**Task**
Quote all of the entries word for word.

**Task data**

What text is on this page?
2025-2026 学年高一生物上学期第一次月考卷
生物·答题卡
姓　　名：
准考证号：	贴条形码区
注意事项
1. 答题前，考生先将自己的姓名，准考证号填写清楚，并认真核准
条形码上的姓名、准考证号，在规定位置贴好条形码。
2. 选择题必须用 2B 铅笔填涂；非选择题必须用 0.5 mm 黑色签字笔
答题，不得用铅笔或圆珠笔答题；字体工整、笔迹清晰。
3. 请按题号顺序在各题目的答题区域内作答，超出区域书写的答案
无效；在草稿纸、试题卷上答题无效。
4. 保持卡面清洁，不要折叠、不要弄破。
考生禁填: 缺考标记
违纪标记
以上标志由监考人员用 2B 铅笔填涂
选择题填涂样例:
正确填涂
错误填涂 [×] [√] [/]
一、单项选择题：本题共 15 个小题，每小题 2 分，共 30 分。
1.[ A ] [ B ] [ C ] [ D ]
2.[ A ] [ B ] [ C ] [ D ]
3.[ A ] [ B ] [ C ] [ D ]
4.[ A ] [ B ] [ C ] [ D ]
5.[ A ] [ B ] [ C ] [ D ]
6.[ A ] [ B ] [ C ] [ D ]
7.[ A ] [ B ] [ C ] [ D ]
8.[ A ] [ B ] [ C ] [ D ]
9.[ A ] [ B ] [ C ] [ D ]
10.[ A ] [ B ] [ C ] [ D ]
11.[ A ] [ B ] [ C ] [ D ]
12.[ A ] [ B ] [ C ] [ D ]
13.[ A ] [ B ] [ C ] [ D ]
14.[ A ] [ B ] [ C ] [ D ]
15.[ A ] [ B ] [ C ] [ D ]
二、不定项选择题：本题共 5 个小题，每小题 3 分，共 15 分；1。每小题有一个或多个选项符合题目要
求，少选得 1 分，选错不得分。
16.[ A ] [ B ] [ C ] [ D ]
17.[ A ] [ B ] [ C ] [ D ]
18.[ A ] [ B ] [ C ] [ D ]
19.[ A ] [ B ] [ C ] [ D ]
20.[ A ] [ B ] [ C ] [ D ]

**The result**
What text is on this page?
2025-2026 学年高一生物上学期第一次月考卷
生物·答题卡
姓　　名：
准考证号：	贴条形码区
注意事项
1. 答题前，考生先将自己的姓名，准考证号填写清楚，并认真核准
条形码上的姓名、准考证号，在规定位置贴好条形码。
2. 选择题必须用 2B 铅笔填涂；非选择题必须用 0.5 mm 黑色签字笔
答题，不得用铅笔或圆珠笔答题；字体工整、笔迹清晰。
3. 请按题号顺序在各题目的答题区域内作答，超出区域书写的答案
无效；在草稿纸、试题卷上答题无效。
4. 保持卡面清洁，不要折叠、不要弄破。
考生禁填: 缺考标记
违纪标记
以上标志由监考人员用 2B 铅笔填涂
选择题填涂样例:
正确填涂
错误填涂 [×] [√] [/]
一、单项选择题：本题共 15 个小题，每小题 2 分，共 30 分。
1.[ A ] [ B ] [ C ] [ D ]
2.[ A ] [ B ] [ C ] [ D ]
3.[ A ] [ B ] [ C ] [ D ]
4.[ A ] [ B ] [ C ] [ D ]
5.[ A ] [ B ] [ C ] [ D ]
6.[ A ] [ B ] [ C ] [ D ]
7.[ A ] [ B ] [ C ] [ D ]
8.[ A ] [ B ] [ C ] [ D ]
9.[ A ] [ B ] [ C ] [ D ]
10.[ A ] [ B ] [ C ] [ D ]
11.[ A ] [ B ] [ C ] [ D ]
12.[ A ] [ B ] [ C ] [ D ]
13.[ A ] [ B ] [ C ] [ D ]
14.[ A ] [ B ] [ C ] [ D ]
15.[ A ] [ B ] [ C ] [ D ]
二、不定项选择题：本题共 5 个小题，每小题 3 分，共 15 分；1。每小题有一个或多个选项符合题目要
求，少选得 1 分，选错不得分。
16.[ A ] [ B ] [ C ] [ D ]
17.[ A ] [ B ] [ C ] [ D ]
18.[ A ] [ B ] [ C ] [ D ]
19.[ A ] [ B ] [ C ] [ D ]
20.[ A ] [ B ] [ C ] [ D ]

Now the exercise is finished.